* Document segment:
[Date Prev][Date Next][Thread Prev][Thread Next][Date Index][Thread Index]

latest on the Richmond cluster



hi steven,

   here is the latest. 

the good news is the cluster seems to be working at some level. some
of the behavior is significantly different from before the upgrade 
so we may still have some issues to resolve.

when i last left you i had submitted a large number of jobs (about 
115) to run and left for chicago for thanksgiving. things had looked 
good for smaller numbers of jobs. when i returned only the first 55 
jobs had been run. the remaining ones were sitting in the batch queue 
(used the bbq and atq commands to see this). even more strange was 
that the first 55 jobs that got submitted were still running root 
after 3 days!! i killed those jobs by hand (kill -9), the perl scripts 
finished up, and the jobs in the batch queue remained there and never 
got started.  my questions are the following.

1. is the apparent limit of 55 jobs fixed? can we raise it? it seems 
reasonable to run two jobs per machine (one per cpu). the 'atd -l ' 
command looks like it should work (according to the man page).

2. after i killed the long-running root executables, i thought the 
queued up jobs would get submitted, but they didn't. do you have any 
idea why?

3. i noticed that root found no good events even when it ran 
successfully with a smaller number of submitted jobs. this is 
mysterious since this code and these scripts worked before the 
upgrade. i will investigate this problem this week. if you have any 
ideas, please let me know.

4. the last problem i'm having is that i submitted some jobs tonight 
(sunday) and they immediately go into the 'b' queue and don't get 
submitted. they are listed under the atq command, but do not appear 
when i execute the bbq command. this i don't understand.

let me know what you think.

jerry

-- 
Dr. Gerard P. Gilfoyle
Physics Department                e-mail: ggilfoyl@richmond.edu
University of Richmond, VA 23173  phone:  804-289-8255
USA                               fax:    804-289-8482

* Given exercise:
Does each statement agree with the email about the Richmond cluster? Answer yes or no for each, quoting the words of the email that decide it.
1. About 115 jobs were submitted before the trip to Chicago for Thanksgiving.
2. Once the long-running root executables were killed, the jobs waiting in the batch queue started.
3. The jobs submitted on Sunday show up when the bbq command is run.
Rely on the email about the Richmond cluster and nothing else.

Extracted data
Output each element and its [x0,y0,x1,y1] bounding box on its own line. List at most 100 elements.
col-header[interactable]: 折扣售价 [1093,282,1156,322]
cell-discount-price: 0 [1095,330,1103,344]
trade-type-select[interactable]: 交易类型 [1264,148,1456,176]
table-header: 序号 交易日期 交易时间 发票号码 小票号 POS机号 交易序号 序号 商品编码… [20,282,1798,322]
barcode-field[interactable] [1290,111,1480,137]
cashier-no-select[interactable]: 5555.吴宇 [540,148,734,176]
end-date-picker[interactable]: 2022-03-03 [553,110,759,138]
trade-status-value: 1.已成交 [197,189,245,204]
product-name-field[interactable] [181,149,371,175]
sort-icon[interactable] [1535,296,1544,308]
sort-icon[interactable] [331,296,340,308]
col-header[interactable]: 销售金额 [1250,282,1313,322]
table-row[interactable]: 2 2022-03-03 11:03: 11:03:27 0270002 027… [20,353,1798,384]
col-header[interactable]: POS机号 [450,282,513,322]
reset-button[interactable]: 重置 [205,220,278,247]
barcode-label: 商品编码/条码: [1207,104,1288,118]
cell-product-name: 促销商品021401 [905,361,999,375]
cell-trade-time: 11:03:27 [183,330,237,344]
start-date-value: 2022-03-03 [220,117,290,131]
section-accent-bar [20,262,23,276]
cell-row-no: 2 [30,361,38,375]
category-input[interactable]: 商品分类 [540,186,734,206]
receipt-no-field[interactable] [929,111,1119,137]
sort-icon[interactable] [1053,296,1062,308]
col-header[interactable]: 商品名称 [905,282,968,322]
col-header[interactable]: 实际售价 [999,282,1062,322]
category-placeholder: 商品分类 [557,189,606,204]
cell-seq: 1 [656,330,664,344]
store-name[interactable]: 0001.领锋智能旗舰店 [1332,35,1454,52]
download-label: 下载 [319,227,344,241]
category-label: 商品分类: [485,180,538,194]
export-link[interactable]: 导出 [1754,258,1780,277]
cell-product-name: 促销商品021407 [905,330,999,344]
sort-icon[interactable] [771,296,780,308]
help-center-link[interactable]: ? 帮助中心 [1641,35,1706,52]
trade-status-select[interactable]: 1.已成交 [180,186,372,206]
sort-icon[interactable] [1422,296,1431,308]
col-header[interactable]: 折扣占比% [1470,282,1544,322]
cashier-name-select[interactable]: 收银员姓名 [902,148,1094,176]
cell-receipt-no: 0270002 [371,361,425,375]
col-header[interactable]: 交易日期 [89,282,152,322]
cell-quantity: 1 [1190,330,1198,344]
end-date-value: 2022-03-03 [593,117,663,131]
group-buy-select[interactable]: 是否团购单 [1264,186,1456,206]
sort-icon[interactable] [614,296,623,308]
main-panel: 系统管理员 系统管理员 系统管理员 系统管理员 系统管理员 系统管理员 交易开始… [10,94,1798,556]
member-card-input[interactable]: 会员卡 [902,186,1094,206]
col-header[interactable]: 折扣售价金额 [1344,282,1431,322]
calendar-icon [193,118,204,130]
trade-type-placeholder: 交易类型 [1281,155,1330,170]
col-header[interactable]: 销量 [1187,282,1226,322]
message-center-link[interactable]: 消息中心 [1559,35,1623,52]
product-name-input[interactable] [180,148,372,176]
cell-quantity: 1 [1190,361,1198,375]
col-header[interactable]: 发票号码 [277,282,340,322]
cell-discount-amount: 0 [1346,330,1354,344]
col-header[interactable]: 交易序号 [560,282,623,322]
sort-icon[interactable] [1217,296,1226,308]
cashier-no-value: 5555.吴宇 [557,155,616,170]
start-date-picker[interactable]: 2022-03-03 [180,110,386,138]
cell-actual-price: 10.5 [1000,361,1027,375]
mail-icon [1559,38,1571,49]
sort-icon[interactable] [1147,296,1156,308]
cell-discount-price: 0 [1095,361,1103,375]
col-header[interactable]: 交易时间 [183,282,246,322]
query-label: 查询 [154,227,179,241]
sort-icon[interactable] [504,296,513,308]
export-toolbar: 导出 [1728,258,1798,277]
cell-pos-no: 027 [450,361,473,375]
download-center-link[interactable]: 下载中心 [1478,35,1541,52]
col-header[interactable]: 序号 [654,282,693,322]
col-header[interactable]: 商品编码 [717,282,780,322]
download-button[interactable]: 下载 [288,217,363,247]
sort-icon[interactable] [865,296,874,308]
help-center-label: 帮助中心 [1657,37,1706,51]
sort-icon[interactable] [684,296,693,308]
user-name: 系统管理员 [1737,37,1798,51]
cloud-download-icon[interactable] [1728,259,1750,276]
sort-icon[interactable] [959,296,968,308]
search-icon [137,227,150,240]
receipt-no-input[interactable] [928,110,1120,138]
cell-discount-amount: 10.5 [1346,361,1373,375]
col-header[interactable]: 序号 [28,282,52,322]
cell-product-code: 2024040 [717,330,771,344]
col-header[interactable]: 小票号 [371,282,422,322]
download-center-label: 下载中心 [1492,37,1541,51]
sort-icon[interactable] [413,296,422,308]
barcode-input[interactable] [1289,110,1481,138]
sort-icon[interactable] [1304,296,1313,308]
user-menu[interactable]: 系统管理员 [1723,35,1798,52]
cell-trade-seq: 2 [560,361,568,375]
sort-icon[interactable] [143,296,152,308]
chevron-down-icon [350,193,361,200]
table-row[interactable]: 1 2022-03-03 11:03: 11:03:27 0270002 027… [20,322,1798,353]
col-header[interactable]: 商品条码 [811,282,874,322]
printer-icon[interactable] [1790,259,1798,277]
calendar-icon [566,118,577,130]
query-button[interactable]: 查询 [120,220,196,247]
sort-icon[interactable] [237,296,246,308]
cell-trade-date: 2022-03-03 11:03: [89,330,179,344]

* Complete answer:
1. Yes: "i had submitted a large number of jobs (about 115) to run and left for chicago for thanksgiving."
2. No: "the jobs in the batch queue remained there and never got started."
3. No: "they are listed under the atq command, but do not appear when i execute the bbq command."